## START

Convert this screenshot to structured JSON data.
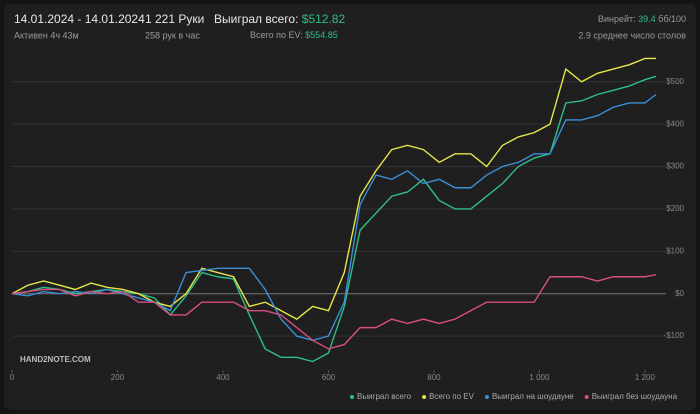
{
  "header": {
    "date_range": "14.01.2024 - 14.01.2024",
    "active": "Активен 4ч 43м",
    "hands": "1 221 Руки",
    "hands_per_hour": "258 рук в час",
    "won_label": "Выиграл всего:",
    "won_value": "$512.82",
    "ev_label": "Всего по EV:",
    "ev_value": "$554.85",
    "winrate_label": "Винрейт:",
    "winrate_value": "39.4",
    "winrate_unit": "бб/100",
    "tables": "2.9 среднее число столов"
  },
  "watermark": "HAND2NOTE.COM",
  "chart_data": {
    "type": "line",
    "x": [
      0,
      30,
      60,
      90,
      120,
      150,
      180,
      210,
      240,
      270,
      300,
      330,
      360,
      390,
      420,
      450,
      480,
      510,
      540,
      570,
      600,
      630,
      660,
      690,
      720,
      750,
      780,
      810,
      840,
      870,
      900,
      930,
      960,
      990,
      1020,
      1050,
      1080,
      1110,
      1140,
      1170,
      1200,
      1221
    ],
    "xlim": [
      0,
      1221
    ],
    "xticks": [
      0,
      200,
      400,
      600,
      800,
      {
        "value": 1000,
        "label": "1 000"
      },
      {
        "value": 1200,
        "label": "1 200"
      }
    ],
    "ylim": [
      -180,
      575
    ],
    "yticks": [
      {
        "value": -100,
        "label": "-$100"
      },
      {
        "value": 0,
        "label": "$0"
      },
      {
        "value": 100,
        "label": "$100"
      },
      {
        "value": 200,
        "label": "$200"
      },
      {
        "value": 300,
        "label": "$300"
      },
      {
        "value": 400,
        "label": "$400"
      },
      {
        "value": 500,
        "label": "$500"
      }
    ],
    "grid": true,
    "series": [
      {
        "name": "Выиграл всего",
        "color": "#2fbf85",
        "values": [
          0,
          5,
          15,
          10,
          0,
          5,
          10,
          5,
          0,
          -10,
          -50,
          -5,
          50,
          40,
          35,
          -50,
          -130,
          -150,
          -150,
          -160,
          -140,
          -30,
          150,
          190,
          230,
          240,
          270,
          220,
          200,
          200,
          230,
          260,
          300,
          320,
          330,
          450,
          455,
          470,
          480,
          490,
          505,
          513
        ]
      },
      {
        "name": "Всего по EV",
        "color": "#e6e64a",
        "values": [
          0,
          20,
          30,
          20,
          10,
          25,
          15,
          10,
          0,
          -20,
          -30,
          0,
          60,
          50,
          40,
          -30,
          -20,
          -40,
          -60,
          -30,
          -40,
          50,
          230,
          290,
          340,
          350,
          340,
          310,
          330,
          330,
          300,
          350,
          370,
          380,
          400,
          530,
          500,
          520,
          530,
          540,
          555,
          555
        ]
      },
      {
        "name": "Выиграл на шоудауне",
        "color": "#3a8fd8",
        "values": [
          0,
          -5,
          5,
          0,
          5,
          0,
          10,
          0,
          -10,
          -20,
          -40,
          50,
          55,
          60,
          60,
          60,
          10,
          -60,
          -100,
          -110,
          -100,
          -20,
          210,
          280,
          270,
          290,
          260,
          270,
          250,
          250,
          280,
          300,
          310,
          330,
          330,
          410,
          410,
          420,
          440,
          450,
          450,
          470
        ]
      },
      {
        "name": "Выиграл без шоудауна",
        "color": "#d94f7d",
        "values": [
          0,
          5,
          10,
          10,
          -5,
          5,
          0,
          5,
          -20,
          -20,
          -50,
          -50,
          -20,
          -20,
          -20,
          -40,
          -40,
          -50,
          -80,
          -110,
          -130,
          -120,
          -80,
          -80,
          -60,
          -70,
          -60,
          -70,
          -60,
          -40,
          -20,
          -20,
          -20,
          -20,
          40,
          40,
          40,
          30,
          40,
          40,
          40,
          45
        ]
      }
    ]
  }
}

## END

GOAL –
All the records need to be repeated exactly, with the images dropped.

TASK OUTPUT –
Convert this screenshot to structured JSON data.
{
  "header": {
    "date_range": "14.01.2024 - 14.01.2024",
    "active": "Активен 4ч 43м",
    "hands": "1 221 Руки",
    "hands_per_hour": "258 рук в час",
    "won_label": "Выиграл всего:",
    "won_value": "$512.82",
    "ev_label": "Всего по EV:",
    "ev_value": "$554.85",
    "winrate_label": "Винрейт:",
    "winrate_value": "39.4",
    "winrate_unit": "бб/100",
    "tables": "2.9 среднее число столов"
  },
  "watermark": "HAND2NOTE.COM",
  "chart_data": {
    "type": "line",
    "x": [
      0,
      30,
      60,
      90,
      120,
      150,
      180,
      210,
      240,
      270,
      300,
      330,
      360,
      390,
      420,
      450,
      480,
      510,
      540,
      570,
      600,
      630,
      660,
      690,
      720,
      750,
      780,
      810,
      840,
      870,
      900,
      930,
      960,
      990,
      1020,
      1050,
      1080,
      1110,
      1140,
      1170,
      1200,
      1221
    ],
    "xlim": [
      0,
      1221
    ],
    "xticks": [
      0,
      200,
      400,
      600,
      800,
      {
        "value": 1000,
        "label": "1 000"
      },
      {
        "value": 1200,
        "label": "1 200"
      }
    ],
    "ylim": [
      -180,
      575
    ],
    "yticks": [
      {
        "value": -100,
        "label": "-$100"
      },
      {
        "value": 0,
        "label": "$0"
      },
      {
        "value": 100,
        "label": "$100"
      },
      {
        "value": 200,
        "label": "$200"
      },
      {
        "value": 300,
        "label": "$300"
      },
      {
        "value": 400,
        "label": "$400"
      },
      {
        "value": 500,
        "label": "$500"
      }
    ],
    "grid": true,
    "series": [
      {
        "name": "Выиграл всего",
        "color": "#2fbf85",
        "values": [
          0,
          5,
          15,
          10,
          0,
          5,
          10,
          5,
          0,
          -10,
          -50,
          -5,
          50,
          40,
          35,
          -50,
          -130,
          -150,
          -150,
          -160,
          -140,
          -30,
          150,
          190,
          230,
          240,
          270,
          220,
          200,
          200,
          230,
          260,
          300,
          320,
          330,
          450,
          455,
          470,
          480,
          490,
          505,
          513
        ]
      },
      {
        "name": "Всего по EV",
        "color": "#e6e64a",
        "values": [
          0,
          20,
          30,
          20,
          10,
          25,
          15,
          10,
          0,
          -20,
          -30,
          0,
          60,
          50,
          40,
          -30,
          -20,
          -40,
          -60,
          -30,
          -40,
          50,
          230,
          290,
          340,
          350,
          340,
          310,
          330,
          330,
          300,
          350,
          370,
          380,
          400,
          530,
          500,
          520,
          530,
          540,
          555,
          555
        ]
      },
      {
        "name": "Выиграл на шоудауне",
        "color": "#3a8fd8",
        "values": [
          0,
          -5,
          5,
          0,
          5,
          0,
          10,
          0,
          -10,
          -20,
          -40,
          50,
          55,
          60,
          60,
          60,
          10,
          -60,
          -100,
          -110,
          -100,
          -20,
          210,
          280,
          270,
          290,
          260,
          270,
          250,
          250,
          280,
          300,
          310,
          330,
          330,
          410,
          410,
          420,
          440,
          450,
          450,
          470
        ]
      },
      {
        "name": "Выиграл без шоудауна",
        "color": "#d94f7d",
        "values": [
          0,
          5,
          10,
          10,
          -5,
          5,
          0,
          5,
          -20,
          -20,
          -50,
          -50,
          -20,
          -20,
          -20,
          -40,
          -40,
          -50,
          -80,
          -110,
          -130,
          -120,
          -80,
          -80,
          -60,
          -70,
          -60,
          -70,
          -60,
          -40,
          -20,
          -20,
          -20,
          -20,
          40,
          40,
          40,
          30,
          40,
          40,
          40,
          45
        ]
      }
    ]
  }
}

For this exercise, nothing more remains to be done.